* Rows from a figure dataset
↓↓↓

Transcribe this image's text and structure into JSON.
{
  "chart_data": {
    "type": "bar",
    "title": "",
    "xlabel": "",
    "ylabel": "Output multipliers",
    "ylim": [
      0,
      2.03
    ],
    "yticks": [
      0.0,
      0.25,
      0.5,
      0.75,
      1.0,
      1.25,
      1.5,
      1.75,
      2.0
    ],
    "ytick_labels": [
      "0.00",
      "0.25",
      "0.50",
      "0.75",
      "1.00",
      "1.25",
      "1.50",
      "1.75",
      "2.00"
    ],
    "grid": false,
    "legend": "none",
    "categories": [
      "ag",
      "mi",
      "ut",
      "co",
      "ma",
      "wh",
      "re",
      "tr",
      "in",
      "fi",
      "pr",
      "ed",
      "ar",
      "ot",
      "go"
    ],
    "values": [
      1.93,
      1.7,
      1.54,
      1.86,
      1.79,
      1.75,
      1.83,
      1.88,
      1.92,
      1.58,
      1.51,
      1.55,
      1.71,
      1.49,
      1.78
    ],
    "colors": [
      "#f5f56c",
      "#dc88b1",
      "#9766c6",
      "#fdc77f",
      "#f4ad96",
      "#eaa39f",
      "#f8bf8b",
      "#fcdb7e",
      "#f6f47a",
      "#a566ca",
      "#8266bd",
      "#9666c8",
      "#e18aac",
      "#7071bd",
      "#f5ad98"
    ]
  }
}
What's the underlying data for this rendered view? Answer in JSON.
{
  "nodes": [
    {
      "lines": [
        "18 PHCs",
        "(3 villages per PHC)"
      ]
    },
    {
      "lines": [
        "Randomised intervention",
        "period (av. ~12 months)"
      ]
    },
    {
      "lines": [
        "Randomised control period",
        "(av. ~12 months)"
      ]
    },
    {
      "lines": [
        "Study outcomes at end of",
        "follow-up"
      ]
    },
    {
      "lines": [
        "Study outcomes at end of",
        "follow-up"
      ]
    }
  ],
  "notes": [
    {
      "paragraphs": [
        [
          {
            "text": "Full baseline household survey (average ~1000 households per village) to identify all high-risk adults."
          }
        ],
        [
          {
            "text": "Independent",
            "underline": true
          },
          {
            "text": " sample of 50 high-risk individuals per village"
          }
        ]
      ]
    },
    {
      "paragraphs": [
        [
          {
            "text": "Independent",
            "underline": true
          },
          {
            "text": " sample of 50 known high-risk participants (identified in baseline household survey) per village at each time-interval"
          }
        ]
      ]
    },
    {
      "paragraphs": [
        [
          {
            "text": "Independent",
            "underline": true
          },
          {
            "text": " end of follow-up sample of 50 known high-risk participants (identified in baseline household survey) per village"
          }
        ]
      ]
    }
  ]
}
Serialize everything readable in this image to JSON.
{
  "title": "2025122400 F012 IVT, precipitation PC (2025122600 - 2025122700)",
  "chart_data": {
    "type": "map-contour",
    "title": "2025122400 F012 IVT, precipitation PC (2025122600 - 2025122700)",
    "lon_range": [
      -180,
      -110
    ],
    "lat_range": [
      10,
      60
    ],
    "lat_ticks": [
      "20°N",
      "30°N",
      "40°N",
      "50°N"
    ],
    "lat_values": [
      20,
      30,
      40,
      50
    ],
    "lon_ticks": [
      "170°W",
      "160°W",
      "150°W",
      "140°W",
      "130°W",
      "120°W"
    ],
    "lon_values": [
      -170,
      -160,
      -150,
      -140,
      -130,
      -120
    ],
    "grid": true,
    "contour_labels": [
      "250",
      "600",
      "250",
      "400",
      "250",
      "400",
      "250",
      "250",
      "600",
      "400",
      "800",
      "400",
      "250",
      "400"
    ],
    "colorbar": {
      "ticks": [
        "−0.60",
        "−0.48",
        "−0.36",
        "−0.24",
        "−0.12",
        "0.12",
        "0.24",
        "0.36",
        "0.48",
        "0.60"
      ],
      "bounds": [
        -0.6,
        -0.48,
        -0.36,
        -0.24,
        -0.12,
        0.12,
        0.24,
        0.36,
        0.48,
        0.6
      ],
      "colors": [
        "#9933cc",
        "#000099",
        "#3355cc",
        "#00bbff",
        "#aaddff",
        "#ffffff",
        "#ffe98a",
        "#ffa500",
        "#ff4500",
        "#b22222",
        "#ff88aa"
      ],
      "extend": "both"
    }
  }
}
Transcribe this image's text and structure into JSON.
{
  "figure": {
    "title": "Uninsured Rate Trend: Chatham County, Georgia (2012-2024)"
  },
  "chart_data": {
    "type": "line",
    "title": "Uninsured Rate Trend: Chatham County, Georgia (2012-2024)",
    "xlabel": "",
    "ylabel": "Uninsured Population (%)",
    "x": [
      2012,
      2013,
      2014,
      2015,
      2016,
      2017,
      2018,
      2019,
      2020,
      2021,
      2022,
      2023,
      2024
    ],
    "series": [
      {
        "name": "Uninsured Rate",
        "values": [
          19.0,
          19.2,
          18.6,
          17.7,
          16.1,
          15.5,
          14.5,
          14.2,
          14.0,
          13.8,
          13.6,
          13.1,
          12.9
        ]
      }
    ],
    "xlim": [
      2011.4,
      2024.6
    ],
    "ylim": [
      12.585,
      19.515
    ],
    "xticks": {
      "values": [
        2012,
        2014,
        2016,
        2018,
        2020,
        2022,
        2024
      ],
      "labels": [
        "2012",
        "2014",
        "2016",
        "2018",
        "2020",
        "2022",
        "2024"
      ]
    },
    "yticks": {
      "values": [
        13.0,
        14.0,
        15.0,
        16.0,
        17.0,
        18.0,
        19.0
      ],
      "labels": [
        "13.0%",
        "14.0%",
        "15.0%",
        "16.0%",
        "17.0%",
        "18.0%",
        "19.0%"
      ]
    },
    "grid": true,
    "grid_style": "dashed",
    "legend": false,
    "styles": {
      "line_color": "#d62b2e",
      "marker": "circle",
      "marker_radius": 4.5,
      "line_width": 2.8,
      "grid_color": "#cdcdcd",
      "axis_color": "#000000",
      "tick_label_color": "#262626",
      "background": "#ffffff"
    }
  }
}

↑↑↑

* Prompt
Collect from the data above every line that includes "identified".

* Reply
            "text": " sample of 50 known high-risk participants (identified in baseline household survey) per village at each time-interval"
            "text": " end of follow-up sample of 50 known high-risk participants (identified in baseline household survey) per village"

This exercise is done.